→ **Listed records**

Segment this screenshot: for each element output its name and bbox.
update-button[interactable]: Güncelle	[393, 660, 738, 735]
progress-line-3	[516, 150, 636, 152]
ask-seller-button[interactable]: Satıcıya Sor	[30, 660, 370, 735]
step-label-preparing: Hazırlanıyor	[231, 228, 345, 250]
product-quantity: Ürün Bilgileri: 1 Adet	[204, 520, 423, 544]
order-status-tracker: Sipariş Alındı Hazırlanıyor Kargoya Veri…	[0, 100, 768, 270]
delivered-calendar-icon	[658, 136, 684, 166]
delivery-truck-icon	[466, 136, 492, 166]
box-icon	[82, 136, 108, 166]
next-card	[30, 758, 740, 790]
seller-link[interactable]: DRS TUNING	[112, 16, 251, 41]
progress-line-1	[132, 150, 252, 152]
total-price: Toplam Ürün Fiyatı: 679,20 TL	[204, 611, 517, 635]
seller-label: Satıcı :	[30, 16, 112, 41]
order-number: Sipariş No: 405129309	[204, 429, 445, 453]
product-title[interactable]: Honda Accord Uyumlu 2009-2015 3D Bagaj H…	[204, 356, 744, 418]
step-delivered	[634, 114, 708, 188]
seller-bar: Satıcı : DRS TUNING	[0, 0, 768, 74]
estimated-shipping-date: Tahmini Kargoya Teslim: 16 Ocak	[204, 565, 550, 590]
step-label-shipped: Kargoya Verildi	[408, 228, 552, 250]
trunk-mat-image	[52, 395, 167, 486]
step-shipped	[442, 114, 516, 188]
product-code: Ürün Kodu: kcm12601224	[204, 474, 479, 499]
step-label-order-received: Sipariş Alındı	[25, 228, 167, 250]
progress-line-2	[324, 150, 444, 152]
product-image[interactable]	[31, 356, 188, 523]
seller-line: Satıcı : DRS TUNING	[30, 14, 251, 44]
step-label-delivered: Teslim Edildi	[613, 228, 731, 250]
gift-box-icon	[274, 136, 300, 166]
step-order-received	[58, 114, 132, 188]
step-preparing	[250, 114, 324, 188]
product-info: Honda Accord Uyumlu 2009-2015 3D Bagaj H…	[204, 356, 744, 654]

→ **Description of the task**
Transcribe the items word for word, from their first line through the line containing "660, 370, 735]", with both ends included.

→ **The response**
Segment this screenshot: for each element output its name and bbox.
update-button[interactable]: Güncelle	[393, 660, 738, 735]
progress-line-3	[516, 150, 636, 152]
ask-seller-button[interactable]: Satıcıya Sor	[30, 660, 370, 735]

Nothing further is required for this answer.